### Work required
Below are the records; locate each line with the word "Held" and copy it.

### Data excerpts
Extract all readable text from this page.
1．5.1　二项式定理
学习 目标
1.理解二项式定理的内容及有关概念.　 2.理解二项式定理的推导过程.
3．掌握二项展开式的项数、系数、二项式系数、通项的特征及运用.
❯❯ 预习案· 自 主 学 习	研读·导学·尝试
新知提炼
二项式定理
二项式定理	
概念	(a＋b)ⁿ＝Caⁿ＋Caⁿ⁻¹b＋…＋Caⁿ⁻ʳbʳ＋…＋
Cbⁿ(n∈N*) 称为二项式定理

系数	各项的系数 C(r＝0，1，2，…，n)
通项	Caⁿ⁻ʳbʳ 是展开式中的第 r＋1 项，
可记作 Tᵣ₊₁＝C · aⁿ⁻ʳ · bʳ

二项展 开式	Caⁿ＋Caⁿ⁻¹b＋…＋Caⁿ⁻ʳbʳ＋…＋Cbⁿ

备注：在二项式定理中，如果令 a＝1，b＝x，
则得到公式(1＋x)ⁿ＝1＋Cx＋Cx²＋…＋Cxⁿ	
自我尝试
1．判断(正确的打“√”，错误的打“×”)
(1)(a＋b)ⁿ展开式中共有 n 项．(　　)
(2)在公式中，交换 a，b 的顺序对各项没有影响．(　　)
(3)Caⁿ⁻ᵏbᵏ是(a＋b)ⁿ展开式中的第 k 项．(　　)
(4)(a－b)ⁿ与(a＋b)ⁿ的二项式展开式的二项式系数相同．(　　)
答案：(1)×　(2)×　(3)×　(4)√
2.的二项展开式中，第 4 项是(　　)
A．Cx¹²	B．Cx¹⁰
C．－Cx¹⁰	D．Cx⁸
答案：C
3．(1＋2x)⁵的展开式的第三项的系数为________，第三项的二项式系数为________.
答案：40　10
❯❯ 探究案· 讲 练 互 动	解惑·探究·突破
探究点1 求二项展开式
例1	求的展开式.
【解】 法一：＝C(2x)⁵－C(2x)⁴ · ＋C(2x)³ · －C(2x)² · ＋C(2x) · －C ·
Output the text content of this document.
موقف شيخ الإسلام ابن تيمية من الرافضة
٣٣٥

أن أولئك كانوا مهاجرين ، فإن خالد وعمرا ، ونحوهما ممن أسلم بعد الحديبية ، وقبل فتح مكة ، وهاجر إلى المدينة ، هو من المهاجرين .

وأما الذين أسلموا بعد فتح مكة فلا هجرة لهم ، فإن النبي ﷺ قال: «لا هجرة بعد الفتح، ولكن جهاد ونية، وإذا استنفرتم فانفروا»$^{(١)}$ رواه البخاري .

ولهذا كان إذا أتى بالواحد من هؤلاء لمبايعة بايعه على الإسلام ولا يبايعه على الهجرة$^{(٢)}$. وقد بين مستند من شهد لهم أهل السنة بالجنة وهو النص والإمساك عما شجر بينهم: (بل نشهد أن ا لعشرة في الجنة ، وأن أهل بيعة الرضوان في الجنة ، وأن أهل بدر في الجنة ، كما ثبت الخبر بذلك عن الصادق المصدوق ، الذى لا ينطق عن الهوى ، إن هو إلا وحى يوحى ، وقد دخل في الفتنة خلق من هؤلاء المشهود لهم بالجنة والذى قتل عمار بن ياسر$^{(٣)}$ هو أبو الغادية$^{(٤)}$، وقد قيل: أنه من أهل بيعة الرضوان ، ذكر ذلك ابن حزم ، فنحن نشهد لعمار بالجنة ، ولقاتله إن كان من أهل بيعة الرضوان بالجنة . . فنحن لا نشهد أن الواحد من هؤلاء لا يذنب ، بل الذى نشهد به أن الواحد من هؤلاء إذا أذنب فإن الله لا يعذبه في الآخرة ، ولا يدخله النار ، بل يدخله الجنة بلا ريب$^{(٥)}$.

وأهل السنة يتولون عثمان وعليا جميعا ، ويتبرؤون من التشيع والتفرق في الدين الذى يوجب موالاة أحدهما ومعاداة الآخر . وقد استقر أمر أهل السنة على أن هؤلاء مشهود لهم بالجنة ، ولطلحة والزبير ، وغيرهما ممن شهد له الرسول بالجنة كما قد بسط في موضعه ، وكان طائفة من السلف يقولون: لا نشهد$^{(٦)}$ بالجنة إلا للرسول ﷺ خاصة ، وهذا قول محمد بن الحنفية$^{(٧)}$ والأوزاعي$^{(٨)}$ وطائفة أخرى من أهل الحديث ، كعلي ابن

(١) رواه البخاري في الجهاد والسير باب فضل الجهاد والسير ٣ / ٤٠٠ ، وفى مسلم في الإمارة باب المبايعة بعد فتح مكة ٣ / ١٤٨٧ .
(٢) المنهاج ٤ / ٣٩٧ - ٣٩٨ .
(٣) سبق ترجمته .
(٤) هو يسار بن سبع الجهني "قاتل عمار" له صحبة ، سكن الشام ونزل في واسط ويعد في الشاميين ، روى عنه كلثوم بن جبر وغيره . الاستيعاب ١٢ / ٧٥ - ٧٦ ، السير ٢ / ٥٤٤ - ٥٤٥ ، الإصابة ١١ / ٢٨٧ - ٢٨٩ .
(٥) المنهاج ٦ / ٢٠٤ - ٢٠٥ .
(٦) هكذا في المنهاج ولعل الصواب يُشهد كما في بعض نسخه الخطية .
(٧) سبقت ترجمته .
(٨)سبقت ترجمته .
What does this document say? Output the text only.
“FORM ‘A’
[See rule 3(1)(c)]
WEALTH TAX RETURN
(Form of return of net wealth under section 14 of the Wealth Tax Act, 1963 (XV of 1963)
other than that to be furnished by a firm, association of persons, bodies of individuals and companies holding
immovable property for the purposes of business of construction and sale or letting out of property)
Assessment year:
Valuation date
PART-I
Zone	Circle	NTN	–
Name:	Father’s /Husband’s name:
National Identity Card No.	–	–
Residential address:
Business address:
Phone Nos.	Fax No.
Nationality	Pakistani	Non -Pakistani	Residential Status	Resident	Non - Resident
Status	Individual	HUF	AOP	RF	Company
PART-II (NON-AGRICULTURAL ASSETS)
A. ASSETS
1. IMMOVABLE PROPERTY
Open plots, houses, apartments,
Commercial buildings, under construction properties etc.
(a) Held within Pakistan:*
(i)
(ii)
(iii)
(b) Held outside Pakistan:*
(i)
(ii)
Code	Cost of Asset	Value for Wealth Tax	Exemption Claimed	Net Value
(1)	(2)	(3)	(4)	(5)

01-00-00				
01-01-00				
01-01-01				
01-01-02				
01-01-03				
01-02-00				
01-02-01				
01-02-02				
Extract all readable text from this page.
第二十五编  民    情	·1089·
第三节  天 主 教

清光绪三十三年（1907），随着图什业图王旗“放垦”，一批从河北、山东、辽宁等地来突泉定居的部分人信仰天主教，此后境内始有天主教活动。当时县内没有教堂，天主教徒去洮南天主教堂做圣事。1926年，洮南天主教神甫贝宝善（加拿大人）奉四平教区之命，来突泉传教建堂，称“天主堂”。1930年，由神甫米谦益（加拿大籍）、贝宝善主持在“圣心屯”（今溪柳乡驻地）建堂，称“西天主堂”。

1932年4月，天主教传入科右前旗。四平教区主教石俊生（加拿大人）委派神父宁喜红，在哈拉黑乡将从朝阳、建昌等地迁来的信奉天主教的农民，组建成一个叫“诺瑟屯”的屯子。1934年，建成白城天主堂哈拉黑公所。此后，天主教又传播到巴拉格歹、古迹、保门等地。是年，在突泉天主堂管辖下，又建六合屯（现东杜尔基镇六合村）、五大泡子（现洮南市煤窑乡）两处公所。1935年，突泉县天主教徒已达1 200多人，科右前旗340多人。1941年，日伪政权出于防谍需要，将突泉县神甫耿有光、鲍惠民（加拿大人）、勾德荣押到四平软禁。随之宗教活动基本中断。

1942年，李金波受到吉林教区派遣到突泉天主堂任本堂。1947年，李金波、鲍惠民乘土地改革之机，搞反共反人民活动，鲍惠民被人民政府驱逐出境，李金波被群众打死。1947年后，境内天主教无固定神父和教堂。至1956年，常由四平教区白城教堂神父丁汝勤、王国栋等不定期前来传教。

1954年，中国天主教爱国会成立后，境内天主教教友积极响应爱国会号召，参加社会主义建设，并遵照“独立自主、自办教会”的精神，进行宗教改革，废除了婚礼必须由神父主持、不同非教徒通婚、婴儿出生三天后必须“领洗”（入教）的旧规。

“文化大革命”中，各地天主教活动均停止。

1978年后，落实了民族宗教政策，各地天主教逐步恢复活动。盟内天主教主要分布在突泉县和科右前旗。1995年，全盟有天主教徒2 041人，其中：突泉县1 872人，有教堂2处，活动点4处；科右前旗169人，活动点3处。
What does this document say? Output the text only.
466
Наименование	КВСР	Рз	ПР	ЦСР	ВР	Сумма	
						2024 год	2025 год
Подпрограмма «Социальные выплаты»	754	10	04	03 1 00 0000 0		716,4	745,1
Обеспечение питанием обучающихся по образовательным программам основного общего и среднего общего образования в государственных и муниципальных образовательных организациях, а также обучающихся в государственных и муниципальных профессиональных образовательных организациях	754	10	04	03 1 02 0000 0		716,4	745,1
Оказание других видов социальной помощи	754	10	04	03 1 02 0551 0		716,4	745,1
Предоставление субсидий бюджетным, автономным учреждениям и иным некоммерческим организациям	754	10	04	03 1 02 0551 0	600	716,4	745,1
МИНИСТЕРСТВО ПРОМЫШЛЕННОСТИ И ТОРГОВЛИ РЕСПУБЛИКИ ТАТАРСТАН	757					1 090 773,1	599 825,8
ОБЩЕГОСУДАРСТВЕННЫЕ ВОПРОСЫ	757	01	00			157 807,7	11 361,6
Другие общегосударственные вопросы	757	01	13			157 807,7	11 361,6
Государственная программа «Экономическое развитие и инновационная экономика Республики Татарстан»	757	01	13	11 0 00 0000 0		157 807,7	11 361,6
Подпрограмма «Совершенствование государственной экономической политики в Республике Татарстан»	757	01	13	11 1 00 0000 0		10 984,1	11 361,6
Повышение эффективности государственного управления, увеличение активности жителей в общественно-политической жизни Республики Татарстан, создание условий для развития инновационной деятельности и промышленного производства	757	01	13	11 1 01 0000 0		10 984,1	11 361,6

### Answer to this exercise
(a) Held within Pakistan:*
(b) Held outside Pakistan:*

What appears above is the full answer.